= WHAT THIS TASK INVOLVES =
Write every record out again exactly, and keep images out of it.

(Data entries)
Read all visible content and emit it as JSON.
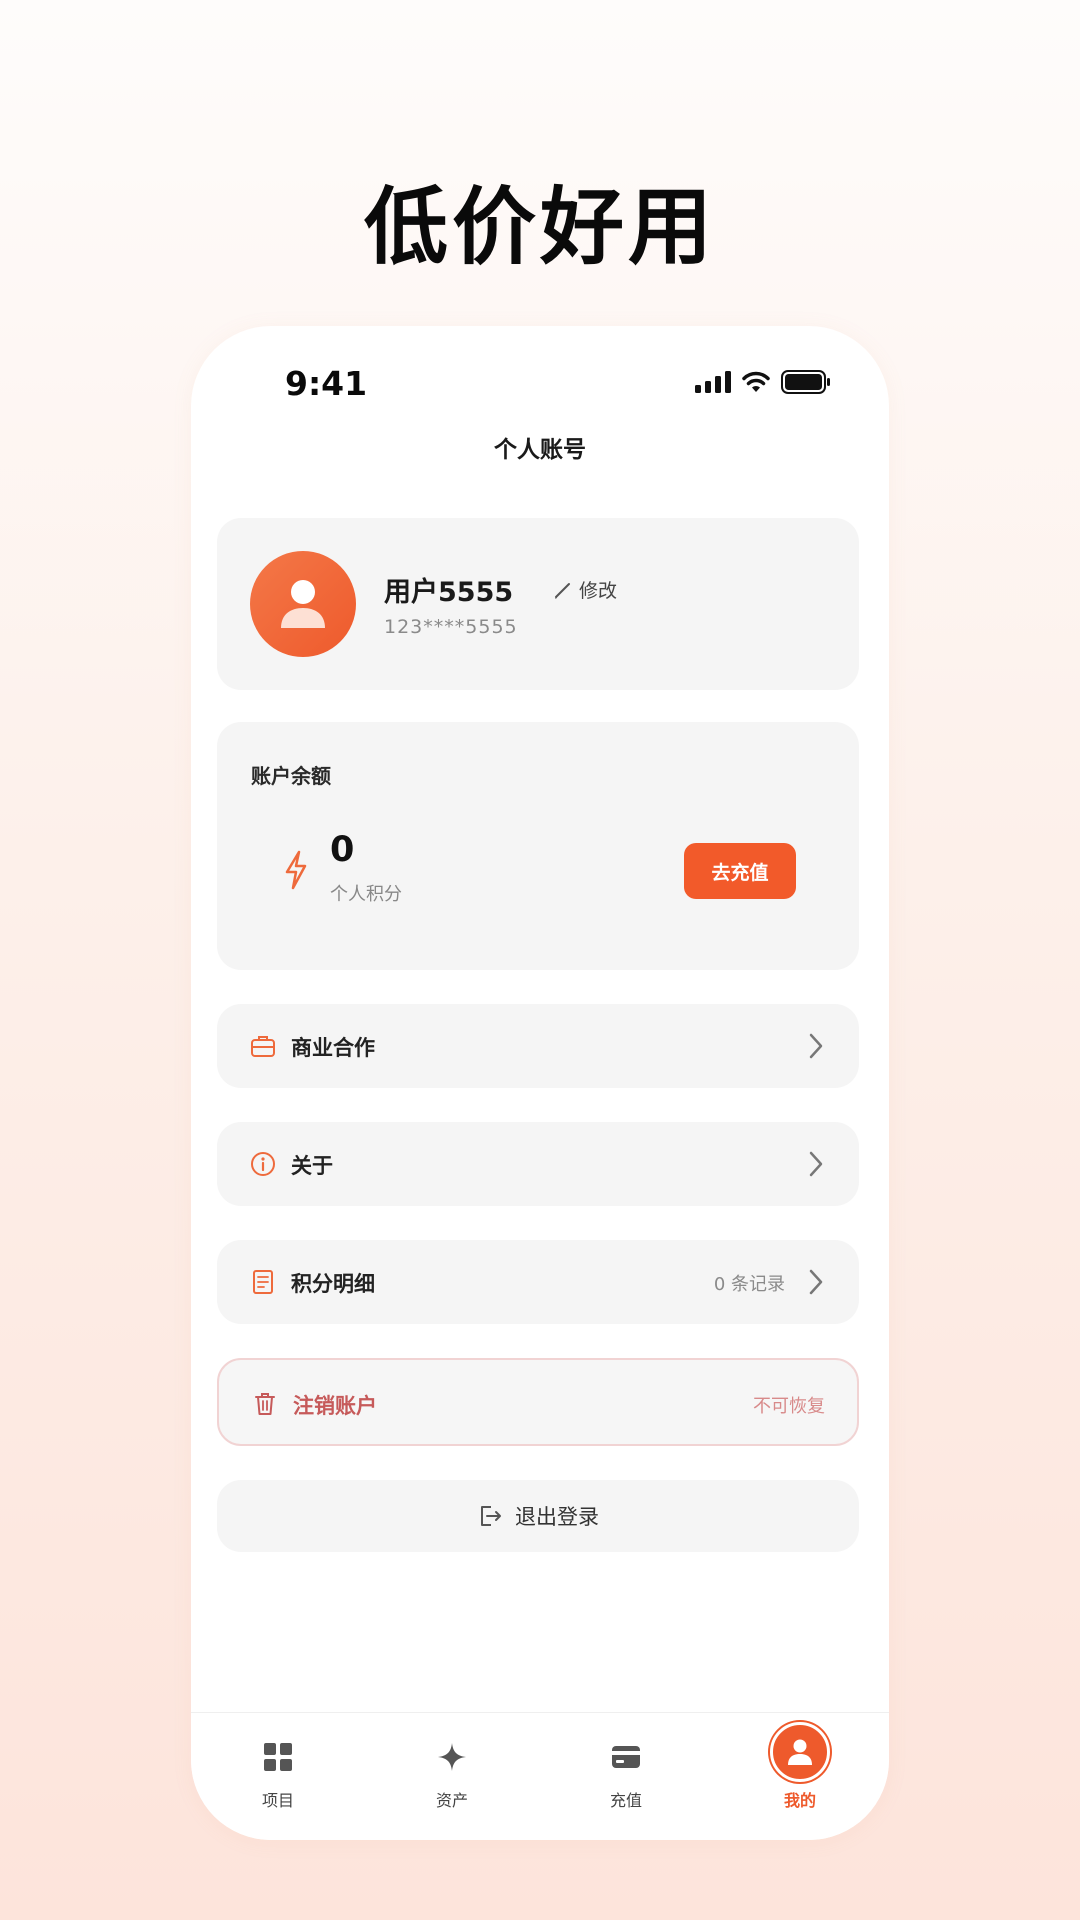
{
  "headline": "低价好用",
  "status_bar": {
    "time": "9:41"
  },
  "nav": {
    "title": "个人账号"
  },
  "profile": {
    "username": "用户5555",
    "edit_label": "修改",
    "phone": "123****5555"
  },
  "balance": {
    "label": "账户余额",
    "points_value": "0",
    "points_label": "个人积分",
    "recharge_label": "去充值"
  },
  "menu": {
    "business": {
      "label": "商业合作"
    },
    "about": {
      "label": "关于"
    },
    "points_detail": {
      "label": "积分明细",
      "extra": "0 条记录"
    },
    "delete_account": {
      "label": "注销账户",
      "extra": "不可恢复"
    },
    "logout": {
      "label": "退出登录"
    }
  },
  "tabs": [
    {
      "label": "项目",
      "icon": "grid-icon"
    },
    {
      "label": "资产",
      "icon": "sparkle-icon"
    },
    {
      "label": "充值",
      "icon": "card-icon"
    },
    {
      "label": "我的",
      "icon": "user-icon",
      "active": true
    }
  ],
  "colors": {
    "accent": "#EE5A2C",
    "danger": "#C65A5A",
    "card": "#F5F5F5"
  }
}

= SOLVED PROBLEM =
Read all visible content and emit it as JSON.
{
  "headline": "低价好用",
  "status_bar": {
    "time": "9:41"
  },
  "nav": {
    "title": "个人账号"
  },
  "profile": {
    "username": "用户5555",
    "edit_label": "修改",
    "phone": "123****5555"
  },
  "balance": {
    "label": "账户余额",
    "points_value": "0",
    "points_label": "个人积分",
    "recharge_label": "去充值"
  },
  "menu": {
    "business": {
      "label": "商业合作"
    },
    "about": {
      "label": "关于"
    },
    "points_detail": {
      "label": "积分明细",
      "extra": "0 条记录"
    },
    "delete_account": {
      "label": "注销账户",
      "extra": "不可恢复"
    },
    "logout": {
      "label": "退出登录"
    }
  },
  "tabs": [
    {
      "label": "项目",
      "icon": "grid-icon"
    },
    {
      "label": "资产",
      "icon": "sparkle-icon"
    },
    {
      "label": "充值",
      "icon": "card-icon"
    },
    {
      "label": "我的",
      "icon": "user-icon",
      "active": true
    }
  ],
  "colors": {
    "accent": "#EE5A2C",
    "danger": "#C65A5A",
    "card": "#F5F5F5"
  }
}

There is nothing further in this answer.